- **Aim of the task**
Identify all lines in the listing that include the word "jednostek", and copy them out.

■ ■ ■ ■

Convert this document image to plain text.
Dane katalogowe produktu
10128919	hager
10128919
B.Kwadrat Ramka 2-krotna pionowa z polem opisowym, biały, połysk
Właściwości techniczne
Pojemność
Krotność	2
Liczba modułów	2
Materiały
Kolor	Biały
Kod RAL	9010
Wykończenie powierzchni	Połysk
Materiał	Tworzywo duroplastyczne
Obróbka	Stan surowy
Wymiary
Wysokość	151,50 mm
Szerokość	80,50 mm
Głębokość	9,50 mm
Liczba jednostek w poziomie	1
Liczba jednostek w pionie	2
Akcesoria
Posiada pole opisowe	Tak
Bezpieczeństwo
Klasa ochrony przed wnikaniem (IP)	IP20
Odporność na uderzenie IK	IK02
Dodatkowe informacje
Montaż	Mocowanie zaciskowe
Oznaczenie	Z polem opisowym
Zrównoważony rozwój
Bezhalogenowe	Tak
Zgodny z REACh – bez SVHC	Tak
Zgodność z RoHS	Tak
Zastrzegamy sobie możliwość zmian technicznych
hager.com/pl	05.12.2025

■ ■ ■ ■

- **Solution for this problem**
Liczba jednostek w poziomie	1
Liczba jednostek w pionie	2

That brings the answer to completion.